Goal:
Below are the records. List every line holding the word "type".

Extracts from a graphics dataset:
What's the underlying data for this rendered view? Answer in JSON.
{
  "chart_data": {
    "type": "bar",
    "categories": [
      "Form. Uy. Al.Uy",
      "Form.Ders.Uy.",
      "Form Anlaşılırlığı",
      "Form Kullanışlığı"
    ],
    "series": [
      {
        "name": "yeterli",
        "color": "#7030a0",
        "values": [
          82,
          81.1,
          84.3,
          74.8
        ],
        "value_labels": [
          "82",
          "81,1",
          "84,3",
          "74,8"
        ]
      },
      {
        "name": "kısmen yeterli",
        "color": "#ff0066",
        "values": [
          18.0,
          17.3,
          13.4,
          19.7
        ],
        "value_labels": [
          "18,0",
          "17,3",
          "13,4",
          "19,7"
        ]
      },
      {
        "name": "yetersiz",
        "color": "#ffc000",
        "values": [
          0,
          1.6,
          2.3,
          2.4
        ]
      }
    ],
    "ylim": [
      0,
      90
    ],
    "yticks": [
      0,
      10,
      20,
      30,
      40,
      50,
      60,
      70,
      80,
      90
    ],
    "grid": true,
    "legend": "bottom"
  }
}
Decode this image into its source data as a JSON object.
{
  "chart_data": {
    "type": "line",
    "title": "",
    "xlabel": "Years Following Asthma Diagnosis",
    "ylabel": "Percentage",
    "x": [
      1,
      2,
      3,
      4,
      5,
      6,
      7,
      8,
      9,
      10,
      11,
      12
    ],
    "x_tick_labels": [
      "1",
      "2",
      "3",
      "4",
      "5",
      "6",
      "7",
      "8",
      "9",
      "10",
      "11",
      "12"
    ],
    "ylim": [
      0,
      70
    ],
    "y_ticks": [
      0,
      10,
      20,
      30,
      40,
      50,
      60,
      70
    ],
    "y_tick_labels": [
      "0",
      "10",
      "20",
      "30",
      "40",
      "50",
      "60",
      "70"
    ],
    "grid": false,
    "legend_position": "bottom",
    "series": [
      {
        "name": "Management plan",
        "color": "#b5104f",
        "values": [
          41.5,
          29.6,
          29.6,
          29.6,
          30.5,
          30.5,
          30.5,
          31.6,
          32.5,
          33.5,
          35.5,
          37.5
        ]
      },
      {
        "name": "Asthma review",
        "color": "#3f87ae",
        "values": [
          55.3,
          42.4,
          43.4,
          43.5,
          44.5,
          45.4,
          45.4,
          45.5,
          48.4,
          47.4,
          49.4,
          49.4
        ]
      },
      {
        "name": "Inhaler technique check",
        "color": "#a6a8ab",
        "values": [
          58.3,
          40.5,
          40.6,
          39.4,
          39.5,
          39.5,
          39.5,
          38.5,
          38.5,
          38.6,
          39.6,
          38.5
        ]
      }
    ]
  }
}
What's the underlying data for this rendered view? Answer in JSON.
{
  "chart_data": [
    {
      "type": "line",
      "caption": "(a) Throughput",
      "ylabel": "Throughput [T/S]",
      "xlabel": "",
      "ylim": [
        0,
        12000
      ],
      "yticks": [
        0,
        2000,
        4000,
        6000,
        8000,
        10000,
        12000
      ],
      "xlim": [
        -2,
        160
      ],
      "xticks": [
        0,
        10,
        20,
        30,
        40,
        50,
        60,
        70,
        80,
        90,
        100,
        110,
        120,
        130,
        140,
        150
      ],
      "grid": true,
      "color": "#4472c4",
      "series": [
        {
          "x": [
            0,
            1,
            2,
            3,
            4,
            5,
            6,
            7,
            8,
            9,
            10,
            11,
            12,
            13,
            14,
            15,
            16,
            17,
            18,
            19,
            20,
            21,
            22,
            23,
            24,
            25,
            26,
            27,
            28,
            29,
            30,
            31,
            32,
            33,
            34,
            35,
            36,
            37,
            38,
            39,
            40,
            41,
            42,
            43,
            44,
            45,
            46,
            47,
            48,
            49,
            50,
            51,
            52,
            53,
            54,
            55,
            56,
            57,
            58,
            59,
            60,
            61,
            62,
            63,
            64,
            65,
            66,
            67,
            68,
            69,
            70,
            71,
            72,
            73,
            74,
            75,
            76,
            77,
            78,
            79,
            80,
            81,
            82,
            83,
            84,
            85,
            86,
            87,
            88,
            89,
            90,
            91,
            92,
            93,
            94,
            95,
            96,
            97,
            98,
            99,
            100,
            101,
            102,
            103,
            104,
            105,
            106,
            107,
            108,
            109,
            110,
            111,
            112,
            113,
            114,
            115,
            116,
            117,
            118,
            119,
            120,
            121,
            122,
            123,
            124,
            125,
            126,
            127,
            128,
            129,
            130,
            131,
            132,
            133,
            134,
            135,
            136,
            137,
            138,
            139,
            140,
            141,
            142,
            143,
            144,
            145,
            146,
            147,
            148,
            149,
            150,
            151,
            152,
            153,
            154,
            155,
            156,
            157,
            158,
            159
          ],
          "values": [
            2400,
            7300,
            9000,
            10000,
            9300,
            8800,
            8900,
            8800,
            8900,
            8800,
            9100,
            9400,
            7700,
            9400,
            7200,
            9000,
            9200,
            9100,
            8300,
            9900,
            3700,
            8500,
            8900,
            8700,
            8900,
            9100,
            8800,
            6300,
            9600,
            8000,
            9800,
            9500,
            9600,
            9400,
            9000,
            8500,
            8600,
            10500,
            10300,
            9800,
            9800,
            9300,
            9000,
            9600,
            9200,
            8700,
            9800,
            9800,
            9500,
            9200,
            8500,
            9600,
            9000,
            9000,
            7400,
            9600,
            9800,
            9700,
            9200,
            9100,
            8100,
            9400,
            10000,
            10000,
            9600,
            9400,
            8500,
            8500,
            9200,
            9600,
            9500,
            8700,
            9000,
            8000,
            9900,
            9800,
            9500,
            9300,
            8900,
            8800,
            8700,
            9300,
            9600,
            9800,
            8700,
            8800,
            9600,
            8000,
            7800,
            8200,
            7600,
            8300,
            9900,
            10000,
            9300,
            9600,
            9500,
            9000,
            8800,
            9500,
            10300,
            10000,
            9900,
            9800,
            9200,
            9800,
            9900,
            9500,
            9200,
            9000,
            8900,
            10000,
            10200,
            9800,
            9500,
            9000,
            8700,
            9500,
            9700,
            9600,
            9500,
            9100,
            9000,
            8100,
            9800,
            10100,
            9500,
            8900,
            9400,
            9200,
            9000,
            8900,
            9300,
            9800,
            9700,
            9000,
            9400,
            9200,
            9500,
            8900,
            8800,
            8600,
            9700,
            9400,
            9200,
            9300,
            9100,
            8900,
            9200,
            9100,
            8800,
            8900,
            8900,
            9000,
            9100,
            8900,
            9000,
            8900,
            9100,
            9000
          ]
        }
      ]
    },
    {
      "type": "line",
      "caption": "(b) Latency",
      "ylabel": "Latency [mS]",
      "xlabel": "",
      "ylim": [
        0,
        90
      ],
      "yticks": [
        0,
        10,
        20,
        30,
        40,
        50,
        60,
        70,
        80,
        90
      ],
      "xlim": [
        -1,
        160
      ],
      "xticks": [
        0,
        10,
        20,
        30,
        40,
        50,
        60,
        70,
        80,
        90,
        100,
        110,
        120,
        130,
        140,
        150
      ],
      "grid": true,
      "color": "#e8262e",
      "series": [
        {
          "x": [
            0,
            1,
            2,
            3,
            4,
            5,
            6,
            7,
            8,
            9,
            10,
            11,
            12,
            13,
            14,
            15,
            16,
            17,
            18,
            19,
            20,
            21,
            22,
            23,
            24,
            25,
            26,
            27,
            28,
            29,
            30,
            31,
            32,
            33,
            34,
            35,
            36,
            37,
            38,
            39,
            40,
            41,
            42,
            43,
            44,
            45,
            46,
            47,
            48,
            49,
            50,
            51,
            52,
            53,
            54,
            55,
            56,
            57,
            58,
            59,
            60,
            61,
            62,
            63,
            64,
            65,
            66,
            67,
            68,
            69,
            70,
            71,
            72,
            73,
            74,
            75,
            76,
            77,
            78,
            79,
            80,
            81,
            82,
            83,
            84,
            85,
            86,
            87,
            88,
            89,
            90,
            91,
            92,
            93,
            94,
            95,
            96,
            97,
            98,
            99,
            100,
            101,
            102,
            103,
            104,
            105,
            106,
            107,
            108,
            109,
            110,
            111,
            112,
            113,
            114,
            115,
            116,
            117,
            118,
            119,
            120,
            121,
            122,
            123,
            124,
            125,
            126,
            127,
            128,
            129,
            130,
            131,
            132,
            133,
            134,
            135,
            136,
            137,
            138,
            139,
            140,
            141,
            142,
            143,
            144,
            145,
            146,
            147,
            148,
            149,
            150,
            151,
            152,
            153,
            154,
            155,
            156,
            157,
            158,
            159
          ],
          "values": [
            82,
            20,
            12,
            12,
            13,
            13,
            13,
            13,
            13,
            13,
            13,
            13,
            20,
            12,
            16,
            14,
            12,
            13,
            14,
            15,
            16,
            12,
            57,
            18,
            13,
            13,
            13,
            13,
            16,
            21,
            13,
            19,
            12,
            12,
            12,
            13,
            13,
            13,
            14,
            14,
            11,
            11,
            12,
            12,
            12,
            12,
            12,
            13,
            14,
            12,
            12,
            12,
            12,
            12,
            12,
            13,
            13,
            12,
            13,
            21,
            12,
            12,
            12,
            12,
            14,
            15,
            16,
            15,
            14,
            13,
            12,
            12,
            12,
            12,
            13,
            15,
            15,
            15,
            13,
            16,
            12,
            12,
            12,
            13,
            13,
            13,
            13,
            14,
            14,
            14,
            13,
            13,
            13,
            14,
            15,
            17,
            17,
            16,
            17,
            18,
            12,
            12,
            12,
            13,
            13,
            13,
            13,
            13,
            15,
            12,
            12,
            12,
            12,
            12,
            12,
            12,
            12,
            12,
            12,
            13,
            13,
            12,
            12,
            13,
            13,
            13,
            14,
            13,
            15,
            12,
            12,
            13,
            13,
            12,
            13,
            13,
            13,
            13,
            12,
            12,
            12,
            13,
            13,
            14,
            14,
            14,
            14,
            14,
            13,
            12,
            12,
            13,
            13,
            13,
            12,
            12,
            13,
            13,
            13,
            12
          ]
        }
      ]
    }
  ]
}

Task response:
    "type": "bar",
    "type": "line",
      "type": "line",
      "type": "line",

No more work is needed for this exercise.